* Start *

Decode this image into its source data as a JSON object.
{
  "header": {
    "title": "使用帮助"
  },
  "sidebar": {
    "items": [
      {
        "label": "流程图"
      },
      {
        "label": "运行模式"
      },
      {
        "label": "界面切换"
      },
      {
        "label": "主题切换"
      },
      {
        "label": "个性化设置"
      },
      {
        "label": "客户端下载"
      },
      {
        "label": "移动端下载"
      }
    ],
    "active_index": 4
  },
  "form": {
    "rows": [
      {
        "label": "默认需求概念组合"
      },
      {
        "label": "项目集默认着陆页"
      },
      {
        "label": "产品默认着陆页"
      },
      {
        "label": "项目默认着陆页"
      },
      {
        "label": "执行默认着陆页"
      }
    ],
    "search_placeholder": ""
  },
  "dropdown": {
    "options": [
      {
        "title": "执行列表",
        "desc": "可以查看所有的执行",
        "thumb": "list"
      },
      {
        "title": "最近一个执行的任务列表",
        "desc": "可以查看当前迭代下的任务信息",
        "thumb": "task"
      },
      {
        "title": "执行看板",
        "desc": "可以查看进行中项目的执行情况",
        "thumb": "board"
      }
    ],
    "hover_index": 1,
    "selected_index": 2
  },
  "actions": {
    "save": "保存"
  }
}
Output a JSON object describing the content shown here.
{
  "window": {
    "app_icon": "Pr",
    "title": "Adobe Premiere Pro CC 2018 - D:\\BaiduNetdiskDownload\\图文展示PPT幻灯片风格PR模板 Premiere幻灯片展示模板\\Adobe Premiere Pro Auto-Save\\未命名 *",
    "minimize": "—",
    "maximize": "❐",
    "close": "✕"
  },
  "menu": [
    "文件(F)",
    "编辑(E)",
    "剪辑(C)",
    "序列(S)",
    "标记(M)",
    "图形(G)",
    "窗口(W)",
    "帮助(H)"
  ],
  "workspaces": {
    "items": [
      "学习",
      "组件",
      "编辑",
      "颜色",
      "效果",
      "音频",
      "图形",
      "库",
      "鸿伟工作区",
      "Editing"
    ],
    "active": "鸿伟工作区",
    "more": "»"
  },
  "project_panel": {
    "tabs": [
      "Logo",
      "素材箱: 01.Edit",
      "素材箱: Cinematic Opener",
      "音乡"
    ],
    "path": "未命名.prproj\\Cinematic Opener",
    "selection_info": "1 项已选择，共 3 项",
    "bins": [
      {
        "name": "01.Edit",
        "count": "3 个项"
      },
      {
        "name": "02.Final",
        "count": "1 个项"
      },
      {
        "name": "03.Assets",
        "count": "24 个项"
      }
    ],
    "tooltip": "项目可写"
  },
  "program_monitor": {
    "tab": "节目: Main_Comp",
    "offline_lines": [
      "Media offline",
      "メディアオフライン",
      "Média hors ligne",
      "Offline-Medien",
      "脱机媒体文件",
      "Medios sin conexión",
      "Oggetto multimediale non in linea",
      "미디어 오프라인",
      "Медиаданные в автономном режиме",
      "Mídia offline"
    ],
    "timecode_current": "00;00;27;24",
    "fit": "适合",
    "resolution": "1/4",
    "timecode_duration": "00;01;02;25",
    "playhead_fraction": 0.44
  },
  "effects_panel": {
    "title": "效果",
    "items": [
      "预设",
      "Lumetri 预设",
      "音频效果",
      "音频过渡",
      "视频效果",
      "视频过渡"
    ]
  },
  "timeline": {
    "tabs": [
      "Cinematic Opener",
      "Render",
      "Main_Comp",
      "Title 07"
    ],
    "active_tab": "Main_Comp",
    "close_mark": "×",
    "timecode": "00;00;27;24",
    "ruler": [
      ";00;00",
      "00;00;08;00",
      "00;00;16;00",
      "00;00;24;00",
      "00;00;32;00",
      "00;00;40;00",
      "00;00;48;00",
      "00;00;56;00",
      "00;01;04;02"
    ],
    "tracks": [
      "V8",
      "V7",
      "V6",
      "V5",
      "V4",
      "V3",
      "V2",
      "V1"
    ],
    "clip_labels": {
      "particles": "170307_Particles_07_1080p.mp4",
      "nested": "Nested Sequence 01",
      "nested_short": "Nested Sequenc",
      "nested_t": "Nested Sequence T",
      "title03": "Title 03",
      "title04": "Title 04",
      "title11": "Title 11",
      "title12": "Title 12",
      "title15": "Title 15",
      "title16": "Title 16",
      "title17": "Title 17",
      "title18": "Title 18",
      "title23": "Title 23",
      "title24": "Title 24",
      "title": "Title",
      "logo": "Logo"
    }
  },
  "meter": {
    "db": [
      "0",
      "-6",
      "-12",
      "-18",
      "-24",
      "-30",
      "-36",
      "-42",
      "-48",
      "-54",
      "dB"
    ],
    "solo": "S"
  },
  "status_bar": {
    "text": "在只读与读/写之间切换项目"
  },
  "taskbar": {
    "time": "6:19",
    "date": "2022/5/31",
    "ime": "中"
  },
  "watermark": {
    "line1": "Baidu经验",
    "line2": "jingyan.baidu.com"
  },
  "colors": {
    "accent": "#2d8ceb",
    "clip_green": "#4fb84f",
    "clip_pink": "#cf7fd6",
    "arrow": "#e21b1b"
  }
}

* End *

Extract all the material, leaving every line as it is.

Decode this image into its source data as a JSON object.
{
  "header": {
    "title": "使用帮助"
  },
  "sidebar": {
    "items": [
      {
        "label": "流程图"
      },
      {
        "label": "运行模式"
      },
      {
        "label": "界面切换"
      },
      {
        "label": "主题切换"
      },
      {
        "label": "个性化设置"
      },
      {
        "label": "客户端下载"
      },
      {
        "label": "移动端下载"
      }
    ],
    "active_index": 4
  },
  "form": {
    "rows": [
      {
        "label": "默认需求概念组合"
      },
      {
        "label": "项目集默认着陆页"
      },
      {
        "label": "产品默认着陆页"
      },
      {
        "label": "项目默认着陆页"
      },
      {
        "label": "执行默认着陆页"
      }
    ],
    "search_placeholder": ""
  },
  "dropdown": {
    "options": [
      {
        "title": "执行列表",
        "desc": "可以查看所有的执行",
        "thumb": "list"
      },
      {
        "title": "最近一个执行的任务列表",
        "desc": "可以查看当前迭代下的任务信息",
        "thumb": "task"
      },
      {
        "title": "执行看板",
        "desc": "可以查看进行中项目的执行情况",
        "thumb": "board"
      }
    ],
    "hover_index": 1,
    "selected_index": 2
  },
  "actions": {
    "save": "保存"
  }
}
Output a JSON object describing the content shown here.
{
  "window": {
    "app_icon": "Pr",
    "title": "Adobe Premiere Pro CC 2018 - D:\\BaiduNetdiskDownload\\图文展示PPT幻灯片风格PR模板 Premiere幻灯片展示模板\\Adobe Premiere Pro Auto-Save\\未命名 *",
    "minimize": "—",
    "maximize": "❐",
    "close": "✕"
  },
  "menu": [
    "文件(F)",
    "编辑(E)",
    "剪辑(C)",
    "序列(S)",
    "标记(M)",
    "图形(G)",
    "窗口(W)",
    "帮助(H)"
  ],
  "workspaces": {
    "items": [
      "学习",
      "组件",
      "编辑",
      "颜色",
      "效果",
      "音频",
      "图形",
      "库",
      "鸿伟工作区",
      "Editing"
    ],
    "active": "鸿伟工作区",
    "more": "»"
  },
  "project_panel": {
    "tabs": [
      "Logo",
      "素材箱: 01.Edit",
      "素材箱: Cinematic Opener",
      "音乡"
    ],
    "path": "未命名.prproj\\Cinematic Opener",
    "selection_info": "1 项已选择，共 3 项",
    "bins": [
      {
        "name": "01.Edit",
        "count": "3 个项"
      },
      {
        "name": "02.Final",
        "count": "1 个项"
      },
      {
        "name": "03.Assets",
        "count": "24 个项"
      }
    ],
    "tooltip": "项目可写"
  },
  "program_monitor": {
    "tab": "节目: Main_Comp",
    "offline_lines": [
      "Media offline",
      "メディアオフライン",
      "Média hors ligne",
      "Offline-Medien",
      "脱机媒体文件",
      "Medios sin conexión",
      "Oggetto multimediale non in linea",
      "미디어 오프라인",
      "Медиаданные в автономном режиме",
      "Mídia offline"
    ],
    "timecode_current": "00;00;27;24",
    "fit": "适合",
    "resolution": "1/4",
    "timecode_duration": "00;01;02;25",
    "playhead_fraction": 0.44
  },
  "effects_panel": {
    "title": "效果",
    "items": [
      "预设",
      "Lumetri 预设",
      "音频效果",
      "音频过渡",
      "视频效果",
      "视频过渡"
    ]
  },
  "timeline": {
    "tabs": [
      "Cinematic Opener",
      "Render",
      "Main_Comp",
      "Title 07"
    ],
    "active_tab": "Main_Comp",
    "close_mark": "×",
    "timecode": "00;00;27;24",
    "ruler": [
      ";00;00",
      "00;00;08;00",
      "00;00;16;00",
      "00;00;24;00",
      "00;00;32;00",
      "00;00;40;00",
      "00;00;48;00",
      "00;00;56;00",
      "00;01;04;02"
    ],
    "tracks": [
      "V8",
      "V7",
      "V6",
      "V5",
      "V4",
      "V3",
      "V2",
      "V1"
    ],
    "clip_labels": {
      "particles": "170307_Particles_07_1080p.mp4",
      "nested": "Nested Sequence 01",
      "nested_short": "Nested Sequenc",
      "nested_t": "Nested Sequence T",
      "title03": "Title 03",
      "title04": "Title 04",
      "title11": "Title 11",
      "title12": "Title 12",
      "title15": "Title 15",
      "title16": "Title 16",
      "title17": "Title 17",
      "title18": "Title 18",
      "title23": "Title 23",
      "title24": "Title 24",
      "title": "Title",
      "logo": "Logo"
    }
  },
  "meter": {
    "db": [
      "0",
      "-6",
      "-12",
      "-18",
      "-24",
      "-30",
      "-36",
      "-42",
      "-48",
      "-54",
      "dB"
    ],
    "solo": "S"
  },
  "status_bar": {
    "text": "在只读与读/写之间切换项目"
  },
  "taskbar": {
    "time": "6:19",
    "date": "2022/5/31",
    "ime": "中"
  },
  "watermark": {
    "line1": "Baidu经验",
    "line2": "jingyan.baidu.com"
  },
  "colors": {
    "accent": "#2d8ceb",
    "clip_green": "#4fb84f",
    "clip_pink": "#cf7fd6",
    "arrow": "#e21b1b"
  }
}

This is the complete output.